Word for word, restate every line of the material.

Data provided:

------------------------------------------------

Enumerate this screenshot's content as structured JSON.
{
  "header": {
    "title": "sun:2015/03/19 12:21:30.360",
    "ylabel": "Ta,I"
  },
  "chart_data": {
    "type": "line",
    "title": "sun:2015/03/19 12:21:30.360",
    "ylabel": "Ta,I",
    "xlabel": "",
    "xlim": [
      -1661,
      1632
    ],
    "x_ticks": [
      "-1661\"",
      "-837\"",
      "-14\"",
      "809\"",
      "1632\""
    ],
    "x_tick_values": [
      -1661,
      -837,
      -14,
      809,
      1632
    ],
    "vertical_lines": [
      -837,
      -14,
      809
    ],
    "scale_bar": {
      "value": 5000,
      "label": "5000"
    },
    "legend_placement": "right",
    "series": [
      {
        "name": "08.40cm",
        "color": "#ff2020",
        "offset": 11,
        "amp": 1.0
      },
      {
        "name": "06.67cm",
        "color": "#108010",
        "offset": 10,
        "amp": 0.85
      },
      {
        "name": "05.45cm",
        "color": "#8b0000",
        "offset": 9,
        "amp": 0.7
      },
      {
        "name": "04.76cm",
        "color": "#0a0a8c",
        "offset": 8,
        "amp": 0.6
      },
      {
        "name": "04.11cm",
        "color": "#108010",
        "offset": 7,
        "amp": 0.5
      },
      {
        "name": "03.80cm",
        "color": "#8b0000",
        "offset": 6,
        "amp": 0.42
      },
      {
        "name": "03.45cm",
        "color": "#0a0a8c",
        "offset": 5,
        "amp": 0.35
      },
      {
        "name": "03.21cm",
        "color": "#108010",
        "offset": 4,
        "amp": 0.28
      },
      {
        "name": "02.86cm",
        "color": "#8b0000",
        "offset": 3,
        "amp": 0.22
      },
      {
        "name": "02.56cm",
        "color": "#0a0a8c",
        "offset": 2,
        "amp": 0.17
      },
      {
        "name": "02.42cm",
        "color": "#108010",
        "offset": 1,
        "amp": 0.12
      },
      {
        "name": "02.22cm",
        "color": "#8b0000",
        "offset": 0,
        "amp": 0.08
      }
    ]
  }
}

------------------------------------------------

Answer to this problem:
Enumerate this screenshot's content as structured JSON.
{
  "header": {
    "title": "sun:2015/03/19 12:21:30.360",
    "ylabel": "Ta,I"
  },
  "chart_data": {
    "type": "line",
    "title": "sun:2015/03/19 12:21:30.360",
    "ylabel": "Ta,I",
    "xlabel": "",
    "xlim": [
      -1661,
      1632
    ],
    "x_ticks": [
      "-1661\"",
      "-837\"",
      "-14\"",
      "809\"",
      "1632\""
    ],
    "x_tick_values": [
      -1661,
      -837,
      -14,
      809,
      1632
    ],
    "vertical_lines": [
      -837,
      -14,
      809
    ],
    "scale_bar": {
      "value": 5000,
      "label": "5000"
    },
    "legend_placement": "right",
    "series": [
      {
        "name": "08.40cm",
        "color": "#ff2020",
        "offset": 11,
        "amp": 1.0
      },
      {
        "name": "06.67cm",
        "color": "#108010",
        "offset": 10,
        "amp": 0.85
      },
      {
        "name": "05.45cm",
        "color": "#8b0000",
        "offset": 9,
        "amp": 0.7
      },
      {
        "name": "04.76cm",
        "color": "#0a0a8c",
        "offset": 8,
        "amp": 0.6
      },
      {
        "name": "04.11cm",
        "color": "#108010",
        "offset": 7,
        "amp": 0.5
      },
      {
        "name": "03.80cm",
        "color": "#8b0000",
        "offset": 6,
        "amp": 0.42
      },
      {
        "name": "03.45cm",
        "color": "#0a0a8c",
        "offset": 5,
        "amp": 0.35
      },
      {
        "name": "03.21cm",
        "color": "#108010",
        "offset": 4,
        "amp": 0.28
      },
      {
        "name": "02.86cm",
        "color": "#8b0000",
        "offset": 3,
        "amp": 0.22
      },
      {
        "name": "02.56cm",
        "color": "#0a0a8c",
        "offset": 2,
        "amp": 0.17
      },
      {
        "name": "02.42cm",
        "color": "#108010",
        "offset": 1,
        "amp": 0.12
      },
      {
        "name": "02.22cm",
        "color": "#8b0000",
        "offset": 0,
        "amp": 0.08
      }
    ]
  }
}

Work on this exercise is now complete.